Rewrite every line of the material below, replacing "Patent image size" with "Drawing dimensions" and leaving everything else unchanged.

··· Input rows ···

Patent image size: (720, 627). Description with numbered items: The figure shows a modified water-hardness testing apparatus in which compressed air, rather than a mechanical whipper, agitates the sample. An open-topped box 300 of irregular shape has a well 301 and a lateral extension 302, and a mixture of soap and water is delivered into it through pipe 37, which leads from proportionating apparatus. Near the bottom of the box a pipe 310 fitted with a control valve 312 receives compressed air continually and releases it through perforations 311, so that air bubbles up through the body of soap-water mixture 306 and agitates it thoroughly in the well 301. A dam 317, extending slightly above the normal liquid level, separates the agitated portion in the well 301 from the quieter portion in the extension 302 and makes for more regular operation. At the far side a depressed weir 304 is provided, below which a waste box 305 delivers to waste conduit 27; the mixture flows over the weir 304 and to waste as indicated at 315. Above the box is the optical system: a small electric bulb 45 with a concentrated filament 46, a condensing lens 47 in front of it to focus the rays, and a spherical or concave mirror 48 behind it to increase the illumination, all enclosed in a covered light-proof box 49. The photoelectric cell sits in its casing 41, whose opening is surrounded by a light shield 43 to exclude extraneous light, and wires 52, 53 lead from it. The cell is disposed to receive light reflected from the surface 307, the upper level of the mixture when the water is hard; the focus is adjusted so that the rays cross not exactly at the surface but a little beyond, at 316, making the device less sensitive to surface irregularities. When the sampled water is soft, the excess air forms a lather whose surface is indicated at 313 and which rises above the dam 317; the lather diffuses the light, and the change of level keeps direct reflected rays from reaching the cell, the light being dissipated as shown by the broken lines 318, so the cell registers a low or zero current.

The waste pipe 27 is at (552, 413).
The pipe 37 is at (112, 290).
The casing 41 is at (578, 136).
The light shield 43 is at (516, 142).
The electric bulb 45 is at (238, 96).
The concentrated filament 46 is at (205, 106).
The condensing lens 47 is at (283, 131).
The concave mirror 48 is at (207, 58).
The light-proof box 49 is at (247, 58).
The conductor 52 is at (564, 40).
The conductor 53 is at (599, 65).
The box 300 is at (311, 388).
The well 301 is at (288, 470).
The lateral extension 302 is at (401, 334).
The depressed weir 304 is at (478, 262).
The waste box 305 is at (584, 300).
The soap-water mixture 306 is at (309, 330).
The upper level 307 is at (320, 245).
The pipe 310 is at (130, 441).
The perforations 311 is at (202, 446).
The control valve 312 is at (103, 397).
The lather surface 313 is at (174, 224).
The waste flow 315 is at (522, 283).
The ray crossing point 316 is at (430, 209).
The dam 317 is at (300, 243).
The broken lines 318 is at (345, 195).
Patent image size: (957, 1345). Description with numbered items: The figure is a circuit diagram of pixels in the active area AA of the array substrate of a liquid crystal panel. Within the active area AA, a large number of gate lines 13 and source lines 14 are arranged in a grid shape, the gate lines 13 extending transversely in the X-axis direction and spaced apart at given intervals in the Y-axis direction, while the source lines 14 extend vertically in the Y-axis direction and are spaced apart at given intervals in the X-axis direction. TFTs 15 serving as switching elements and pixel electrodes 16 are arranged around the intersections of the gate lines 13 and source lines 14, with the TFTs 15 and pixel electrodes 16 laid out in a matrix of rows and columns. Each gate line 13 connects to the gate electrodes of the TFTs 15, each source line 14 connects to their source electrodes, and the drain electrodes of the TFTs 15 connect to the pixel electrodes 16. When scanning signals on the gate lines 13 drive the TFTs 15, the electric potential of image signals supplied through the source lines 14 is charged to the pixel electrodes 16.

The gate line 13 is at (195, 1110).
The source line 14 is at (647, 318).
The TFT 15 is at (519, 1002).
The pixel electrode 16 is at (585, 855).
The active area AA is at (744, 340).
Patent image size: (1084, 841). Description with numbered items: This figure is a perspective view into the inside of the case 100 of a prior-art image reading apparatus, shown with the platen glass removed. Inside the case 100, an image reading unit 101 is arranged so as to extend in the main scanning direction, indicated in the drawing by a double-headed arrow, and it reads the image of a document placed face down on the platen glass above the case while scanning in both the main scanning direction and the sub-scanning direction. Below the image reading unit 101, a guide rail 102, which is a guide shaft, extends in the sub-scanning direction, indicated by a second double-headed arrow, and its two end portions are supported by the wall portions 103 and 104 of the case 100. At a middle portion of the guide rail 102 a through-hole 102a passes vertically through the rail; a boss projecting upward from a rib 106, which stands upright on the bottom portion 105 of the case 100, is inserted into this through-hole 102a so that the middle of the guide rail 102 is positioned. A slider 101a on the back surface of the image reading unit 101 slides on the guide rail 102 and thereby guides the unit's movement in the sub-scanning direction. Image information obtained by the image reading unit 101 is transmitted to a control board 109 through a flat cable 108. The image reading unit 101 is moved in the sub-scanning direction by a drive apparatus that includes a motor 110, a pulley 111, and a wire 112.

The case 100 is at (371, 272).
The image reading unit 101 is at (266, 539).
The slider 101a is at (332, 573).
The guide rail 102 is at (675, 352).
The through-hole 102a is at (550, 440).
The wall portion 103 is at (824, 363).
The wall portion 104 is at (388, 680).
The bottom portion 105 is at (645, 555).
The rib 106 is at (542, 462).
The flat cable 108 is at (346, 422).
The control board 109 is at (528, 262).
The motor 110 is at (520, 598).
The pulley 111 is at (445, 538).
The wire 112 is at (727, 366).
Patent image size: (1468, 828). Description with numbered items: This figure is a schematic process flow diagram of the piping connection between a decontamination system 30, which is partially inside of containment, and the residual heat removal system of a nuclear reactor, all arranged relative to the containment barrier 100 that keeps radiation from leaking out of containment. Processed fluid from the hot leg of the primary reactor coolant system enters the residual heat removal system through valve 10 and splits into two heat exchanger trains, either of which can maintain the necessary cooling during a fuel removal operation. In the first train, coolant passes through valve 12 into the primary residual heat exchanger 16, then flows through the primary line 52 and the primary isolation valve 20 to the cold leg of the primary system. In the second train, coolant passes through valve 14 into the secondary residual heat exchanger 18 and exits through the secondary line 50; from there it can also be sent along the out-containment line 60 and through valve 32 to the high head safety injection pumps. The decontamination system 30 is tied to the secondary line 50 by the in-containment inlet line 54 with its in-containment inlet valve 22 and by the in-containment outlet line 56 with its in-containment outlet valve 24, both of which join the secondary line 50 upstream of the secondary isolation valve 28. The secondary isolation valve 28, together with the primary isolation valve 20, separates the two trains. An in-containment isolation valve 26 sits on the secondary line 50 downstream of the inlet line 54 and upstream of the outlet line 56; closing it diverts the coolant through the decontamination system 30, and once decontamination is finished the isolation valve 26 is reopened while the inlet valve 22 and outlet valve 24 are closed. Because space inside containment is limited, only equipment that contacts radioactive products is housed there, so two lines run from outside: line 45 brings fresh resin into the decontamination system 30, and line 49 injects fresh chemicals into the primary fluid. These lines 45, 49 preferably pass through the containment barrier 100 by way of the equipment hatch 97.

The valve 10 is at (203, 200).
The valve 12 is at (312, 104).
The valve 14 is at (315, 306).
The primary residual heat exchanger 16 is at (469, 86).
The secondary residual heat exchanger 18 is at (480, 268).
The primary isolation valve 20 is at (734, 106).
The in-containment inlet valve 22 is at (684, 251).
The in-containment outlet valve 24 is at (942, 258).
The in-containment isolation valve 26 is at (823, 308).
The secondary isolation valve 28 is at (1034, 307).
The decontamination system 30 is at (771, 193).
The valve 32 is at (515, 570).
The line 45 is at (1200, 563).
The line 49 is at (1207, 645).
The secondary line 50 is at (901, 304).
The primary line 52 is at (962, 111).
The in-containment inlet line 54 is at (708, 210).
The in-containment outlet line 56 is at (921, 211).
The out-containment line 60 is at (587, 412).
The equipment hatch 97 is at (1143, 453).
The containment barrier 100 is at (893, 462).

···

Result for this exercise:
Drawing dimensions: (720, 627). Description with numbered items: The figure shows a modified water-hardness testing apparatus in which compressed air, rather than a mechanical whipper, agitates the sample. An open-topped box 300 of irregular shape has a well 301 and a lateral extension 302, and a mixture of soap and water is delivered into it through pipe 37, which leads from proportionating apparatus. Near the bottom of the box a pipe 310 fitted with a control valve 312 receives compressed air continually and releases it through perforations 311, so that air bubbles up through the body of soap-water mixture 306 and agitates it thoroughly in the well 301. A dam 317, extending slightly above the normal liquid level, separates the agitated portion in the well 301 from the quieter portion in the extension 302 and makes for more regular operation. At the far side a depressed weir 304 is provided, below which a waste box 305 delivers to waste conduit 27; the mixture flows over the weir 304 and to waste as indicated at 315. Above the box is the optical system: a small electric bulb 45 with a concentrated filament 46, a condensing lens 47 in front of it to focus the rays, and a spherical or concave mirror 48 behind it to increase the illumination, all enclosed in a covered light-proof box 49. The photoelectric cell sits in its casing 41, whose opening is surrounded by a light shield 43 to exclude extraneous light, and wires 52, 53 lead from it. The cell is disposed to receive light reflected from the surface 307, the upper level of the mixture when the water is hard; the focus is adjusted so that the rays cross not exactly at the surface but a little beyond, at 316, making the device less sensitive to surface irregularities. When the sampled water is soft, the excess air forms a lather whose surface is indicated at 313 and which rises above the dam 317; the lather diffuses the light, and the change of level keeps direct reflected rays from reaching the cell, the light being dissipated as shown by the broken lines 318, so the cell registers a low or zero current.

The waste pipe 27 is at (552, 413).
The pipe 37 is at (112, 290).
The casing 41 is at (578, 136).
The light shield 43 is at (516, 142).
The electric bulb 45 is at (238, 96).
The concentrated filament 46 is at (205, 106).
The condensing lens 47 is at (283, 131).
The concave mirror 48 is at (207, 58).
The light-proof box 49 is at (247, 58).
The conductor 52 is at (564, 40).
The conductor 53 is at (599, 65).
The box 300 is at (311, 388).
The well 301 is at (288, 470).
The lateral extension 302 is at (401, 334).
The depressed weir 304 is at (478, 262).
The waste box 305 is at (584, 300).
The soap-water mixture 306 is at (309, 330).
The upper level 307 is at (320, 245).
The pipe 310 is at (130, 441).
The perforations 311 is at (202, 446).
The control valve 312 is at (103, 397).
The lather surface 313 is at (174, 224).
The waste flow 315 is at (522, 283).
The ray crossing point 316 is at (430, 209).
The dam 317 is at (300, 243).
The broken lines 318 is at (345, 195).
Drawing dimensions: (957, 1345). Description with numbered items: The figure is a circuit diagram of pixels in the active area AA of the array substrate of a liquid crystal panel. Within the active area AA, a large number of gate lines 13 and source lines 14 are arranged in a grid shape, the gate lines 13 extending transversely in the X-axis direction and spaced apart at given intervals in the Y-axis direction, while the source lines 14 extend vertically in the Y-axis direction and are spaced apart at given intervals in the X-axis direction. TFTs 15 serving as switching elements and pixel electrodes 16 are arranged around the intersections of the gate lines 13 and source lines 14, with the TFTs 15 and pixel electrodes 16 laid out in a matrix of rows and columns. Each gate line 13 connects to the gate electrodes of the TFTs 15, each source line 14 connects to their source electrodes, and the drain electrodes of the TFTs 15 connect to the pixel electrodes 16. When scanning signals on the gate lines 13 drive the TFTs 15, the electric potential of image signals supplied through the source lines 14 is charged to the pixel electrodes 16.

The gate line 13 is at (195, 1110).
The source line 14 is at (647, 318).
The TFT 15 is at (519, 1002).
The pixel electrode 16 is at (585, 855).
The active area AA is at (744, 340).
Drawing dimensions: (1084, 841). Description with numbered items: This figure is a perspective view into the inside of the case 100 of a prior-art image reading apparatus, shown with the platen glass removed. Inside the case 100, an image reading unit 101 is arranged so as to extend in the main scanning direction, indicated in the drawing by a double-headed arrow, and it reads the image of a document placed face down on the platen glass above the case while scanning in both the main scanning direction and the sub-scanning direction. Below the image reading unit 101, a guide rail 102, which is a guide shaft, extends in the sub-scanning direction, indicated by a second double-headed arrow, and its two end portions are supported by the wall portions 103 and 104 of the case 100. At a middle portion of the guide rail 102 a through-hole 102a passes vertically through the rail; a boss projecting upward from a rib 106, which stands upright on the bottom portion 105 of the case 100, is inserted into this through-hole 102a so that the middle of the guide rail 102 is positioned. A slider 101a on the back surface of the image reading unit 101 slides on the guide rail 102 and thereby guides the unit's movement in the sub-scanning direction. Image information obtained by the image reading unit 101 is transmitted to a control board 109 through a flat cable 108. The image reading unit 101 is moved in the sub-scanning direction by a drive apparatus that includes a motor 110, a pulley 111, and a wire 112.

The case 100 is at (371, 272).
The image reading unit 101 is at (266, 539).
The slider 101a is at (332, 573).
The guide rail 102 is at (675, 352).
The through-hole 102a is at (550, 440).
The wall portion 103 is at (824, 363).
The wall portion 104 is at (388, 680).
The bottom portion 105 is at (645, 555).
The rib 106 is at (542, 462).
The flat cable 108 is at (346, 422).
The control board 109 is at (528, 262).
The motor 110 is at (520, 598).
The pulley 111 is at (445, 538).
The wire 112 is at (727, 366).
Drawing dimensions: (1468, 828). Description with numbered items: This figure is a schematic process flow diagram of the piping connection between a decontamination system 30, which is partially inside of containment, and the residual heat removal system of a nuclear reactor, all arranged relative to the containment barrier 100 that keeps radiation from leaking out of containment. Processed fluid from the hot leg of the primary reactor coolant system enters the residual heat removal system through valve 10 and splits into two heat exchanger trains, either of which can maintain the necessary cooling during a fuel removal operation. In the first train, coolant passes through valve 12 into the primary residual heat exchanger 16, then flows through the primary line 52 and the primary isolation valve 20 to the cold leg of the primary system. In the second train, coolant passes through valve 14 into the secondary residual heat exchanger 18 and exits through the secondary line 50; from there it can also be sent along the out-containment line 60 and through valve 32 to the high head safety injection pumps. The decontamination system 30 is tied to the secondary line 50 by the in-containment inlet line 54 with its in-containment inlet valve 22 and by the in-containment outlet line 56 with its in-containment outlet valve 24, both of which join the secondary line 50 upstream of the secondary isolation valve 28. The secondary isolation valve 28, together with the primary isolation valve 20, separates the two trains. An in-containment isolation valve 26 sits on the secondary line 50 downstream of the inlet line 54 and upstream of the outlet line 56; closing it diverts the coolant through the decontamination system 30, and once decontamination is finished the isolation valve 26 is reopened while the inlet valve 22 and outlet valve 24 are closed. Because space inside containment is limited, only equipment that contacts radioactive products is housed there, so two lines run from outside: line 45 brings fresh resin into the decontamination system 30, and line 49 injects fresh chemicals into the primary fluid. These lines 45, 49 preferably pass through the containment barrier 100 by way of the equipment hatch 97.

The valve 10 is at (203, 200).
The valve 12 is at (312, 104).
The valve 14 is at (315, 306).
The primary residual heat exchanger 16 is at (469, 86).
The secondary residual heat exchanger 18 is at (480, 268).
The primary isolation valve 20 is at (734, 106).
The in-containment inlet valve 22 is at (684, 251).
The in-containment outlet valve 24 is at (942, 258).
The in-containment isolation valve 26 is at (823, 308).
The secondary isolation valve 28 is at (1034, 307).
The decontamination system 30 is at (771, 193).
The valve 32 is at (515, 570).
The line 45 is at (1200, 563).
The line 49 is at (1207, 645).
The secondary line 50 is at (901, 304).
The primary line 52 is at (962, 111).
The in-containment inlet line 54 is at (708, 210).
The in-containment outlet line 56 is at (921, 211).
The out-containment line 60 is at (587, 412).
The equipment hatch 97 is at (1143, 453).
The containment barrier 100 is at (893, 462).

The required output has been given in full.